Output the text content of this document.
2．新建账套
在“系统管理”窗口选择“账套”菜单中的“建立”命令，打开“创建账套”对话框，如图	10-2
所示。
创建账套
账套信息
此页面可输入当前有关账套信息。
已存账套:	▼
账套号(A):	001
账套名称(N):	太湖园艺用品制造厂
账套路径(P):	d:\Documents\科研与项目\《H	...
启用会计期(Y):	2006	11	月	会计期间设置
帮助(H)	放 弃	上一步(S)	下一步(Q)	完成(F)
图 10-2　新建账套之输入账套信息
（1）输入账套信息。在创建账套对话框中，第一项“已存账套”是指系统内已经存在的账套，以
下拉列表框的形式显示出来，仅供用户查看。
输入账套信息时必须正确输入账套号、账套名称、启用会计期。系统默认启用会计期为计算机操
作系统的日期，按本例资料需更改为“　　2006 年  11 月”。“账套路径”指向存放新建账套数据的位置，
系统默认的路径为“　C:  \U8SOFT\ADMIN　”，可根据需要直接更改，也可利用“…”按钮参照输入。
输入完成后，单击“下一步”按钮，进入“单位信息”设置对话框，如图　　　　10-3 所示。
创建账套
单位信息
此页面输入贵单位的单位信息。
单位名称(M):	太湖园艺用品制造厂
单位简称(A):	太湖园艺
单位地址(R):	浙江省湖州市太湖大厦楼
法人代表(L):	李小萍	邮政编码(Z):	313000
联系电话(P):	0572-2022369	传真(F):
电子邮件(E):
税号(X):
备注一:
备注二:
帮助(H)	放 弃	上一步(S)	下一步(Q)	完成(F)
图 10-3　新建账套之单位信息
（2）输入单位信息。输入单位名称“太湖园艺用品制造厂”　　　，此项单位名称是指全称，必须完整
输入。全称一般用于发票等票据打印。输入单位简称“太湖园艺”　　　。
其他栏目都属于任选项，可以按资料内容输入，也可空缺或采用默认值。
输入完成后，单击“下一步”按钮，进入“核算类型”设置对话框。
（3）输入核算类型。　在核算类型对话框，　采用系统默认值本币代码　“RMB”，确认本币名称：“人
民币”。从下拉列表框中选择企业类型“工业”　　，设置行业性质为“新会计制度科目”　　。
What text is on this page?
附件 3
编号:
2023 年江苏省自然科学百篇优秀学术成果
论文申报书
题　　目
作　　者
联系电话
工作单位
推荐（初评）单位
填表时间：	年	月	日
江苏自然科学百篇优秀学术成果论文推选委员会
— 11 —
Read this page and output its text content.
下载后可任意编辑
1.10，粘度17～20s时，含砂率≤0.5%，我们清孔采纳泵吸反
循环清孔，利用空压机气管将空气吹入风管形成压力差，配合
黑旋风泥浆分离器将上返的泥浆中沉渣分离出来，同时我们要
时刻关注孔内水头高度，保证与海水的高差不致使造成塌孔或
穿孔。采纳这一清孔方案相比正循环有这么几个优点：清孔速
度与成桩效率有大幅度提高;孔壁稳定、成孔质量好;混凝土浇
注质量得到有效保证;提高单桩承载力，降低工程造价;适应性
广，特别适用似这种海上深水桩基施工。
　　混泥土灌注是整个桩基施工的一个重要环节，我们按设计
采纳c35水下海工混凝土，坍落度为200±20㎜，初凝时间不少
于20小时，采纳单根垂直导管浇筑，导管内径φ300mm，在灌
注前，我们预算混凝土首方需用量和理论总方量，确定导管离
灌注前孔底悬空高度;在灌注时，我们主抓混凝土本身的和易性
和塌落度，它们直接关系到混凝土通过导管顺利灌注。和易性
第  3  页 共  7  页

_ _ _ _

• Problem
Extract each record, keeping it identical to the original.

• The output
Output the text content of this document.
2．新建账套
在“系统管理”窗口选择“账套”菜单中的“建立”命令，打开“创建账套”对话框，如图	10-2
所示。
创建账套
账套信息
此页面可输入当前有关账套信息。
已存账套:	▼
账套号(A):	001
账套名称(N):	太湖园艺用品制造厂
账套路径(P):	d:\Documents\科研与项目\《H	...
启用会计期(Y):	2006	11	月	会计期间设置
帮助(H)	放 弃	上一步(S)	下一步(Q)	完成(F)
图 10-2　新建账套之输入账套信息
（1）输入账套信息。在创建账套对话框中，第一项“已存账套”是指系统内已经存在的账套，以
下拉列表框的形式显示出来，仅供用户查看。
输入账套信息时必须正确输入账套号、账套名称、启用会计期。系统默认启用会计期为计算机操
作系统的日期，按本例资料需更改为“　　2006 年  11 月”。“账套路径”指向存放新建账套数据的位置，
系统默认的路径为“　C:  \U8SOFT\ADMIN　”，可根据需要直接更改，也可利用“…”按钮参照输入。
输入完成后，单击“下一步”按钮，进入“单位信息”设置对话框，如图　　　　10-3 所示。
创建账套
单位信息
此页面输入贵单位的单位信息。
单位名称(M):	太湖园艺用品制造厂
单位简称(A):	太湖园艺
单位地址(R):	浙江省湖州市太湖大厦楼
法人代表(L):	李小萍	邮政编码(Z):	313000
联系电话(P):	0572-2022369	传真(F):
电子邮件(E):
税号(X):
备注一:
备注二:
帮助(H)	放 弃	上一步(S)	下一步(Q)	完成(F)
图 10-3　新建账套之单位信息
（2）输入单位信息。输入单位名称“太湖园艺用品制造厂”　　　，此项单位名称是指全称，必须完整
输入。全称一般用于发票等票据打印。输入单位简称“太湖园艺”　　　。
其他栏目都属于任选项，可以按资料内容输入，也可空缺或采用默认值。
输入完成后，单击“下一步”按钮，进入“核算类型”设置对话框。
（3）输入核算类型。　在核算类型对话框，　采用系统默认值本币代码　“RMB”，确认本币名称：“人
民币”。从下拉列表框中选择企业类型“工业”　　，设置行业性质为“新会计制度科目”　　。
What text is on this page?
附件 3
编号:
2023 年江苏省自然科学百篇优秀学术成果
论文申报书
题　　目
作　　者
联系电话
工作单位
推荐（初评）单位
填表时间：	年	月	日
江苏自然科学百篇优秀学术成果论文推选委员会
— 11 —
Read this page and output its text content.
下载后可任意编辑
1.10，粘度17～20s时，含砂率≤0.5%，我们清孔采纳泵吸反
循环清孔，利用空压机气管将空气吹入风管形成压力差，配合
黑旋风泥浆分离器将上返的泥浆中沉渣分离出来，同时我们要
时刻关注孔内水头高度，保证与海水的高差不致使造成塌孔或
穿孔。采纳这一清孔方案相比正循环有这么几个优点：清孔速
度与成桩效率有大幅度提高;孔壁稳定、成孔质量好;混凝土浇
注质量得到有效保证;提高单桩承载力，降低工程造价;适应性
广，特别适用似这种海上深水桩基施工。
　　混泥土灌注是整个桩基施工的一个重要环节，我们按设计
采纳c35水下海工混凝土，坍落度为200±20㎜，初凝时间不少
于20小时，采纳单根垂直导管浇筑，导管内径φ300mm，在灌
注前，我们预算混凝土首方需用量和理论总方量，确定导管离
灌注前孔底悬空高度;在灌注时，我们主抓混凝土本身的和易性
和塌落度，它们直接关系到混凝土通过导管顺利灌注。和易性
第  3  页 共  7  页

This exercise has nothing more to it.